TASK PROMPT:
From the entries that follow, copy each line containing the word "chocolate".

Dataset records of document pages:
.....
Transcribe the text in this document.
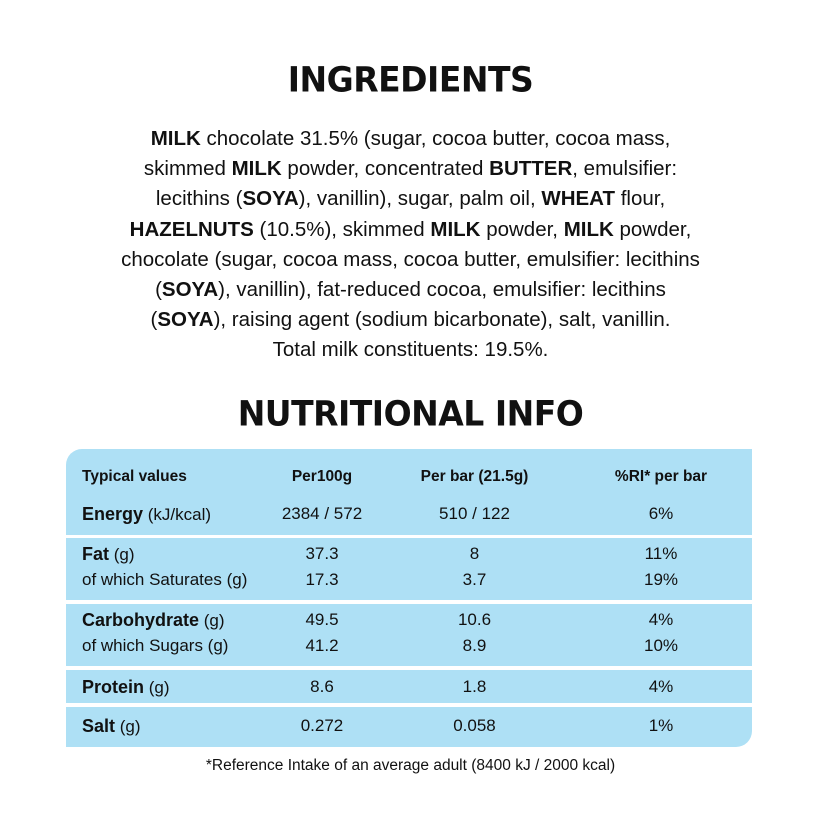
INGREDIENTS

MILK chocolate 31.5% (sugar, cocoa butter, cocoa mass,
skimmed MILK powder, concentrated BUTTER, emulsifier:
lecithins (SOYA), vanillin), sugar, palm oil, WHEAT flour,
HAZELNUTS (10.5%), skimmed MILK powder, MILK powder,
chocolate (sugar, cocoa mass, cocoa butter, emulsifier: lecithins
(SOYA), vanillin), fat-reduced cocoa, emulsifier: lecithins
(SOYA), raising agent (sodium bicarbonate), salt, vanillin.
Total milk constituents: 19.5%.

NUTRITIONAL INFO
Typical values	Per100g	Per bar (21.5g)	%RI* per bar
Energy (kJ/kcal)	2384 / 572	510 / 122	6%
Fat (g)	37.3	8	11%
of which Saturates (g)	17.3	3.7	19%
Carbohydrate (g)	49.5	10.6	4%
of which Sugars (g)	41.2	8.9	10%
Protein (g)	8.6	1.8	4%
Salt (g)	0.272	0.058	1%

*Reference Intake of an average adult (8400 kJ / 2000 kcal)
.....
EXERCISE RESPONSE:
MILK chocolate 31.5% (sugar, cocoa butter, cocoa mass,
chocolate (sugar, cocoa mass, cocoa butter, emulsifier: lecithins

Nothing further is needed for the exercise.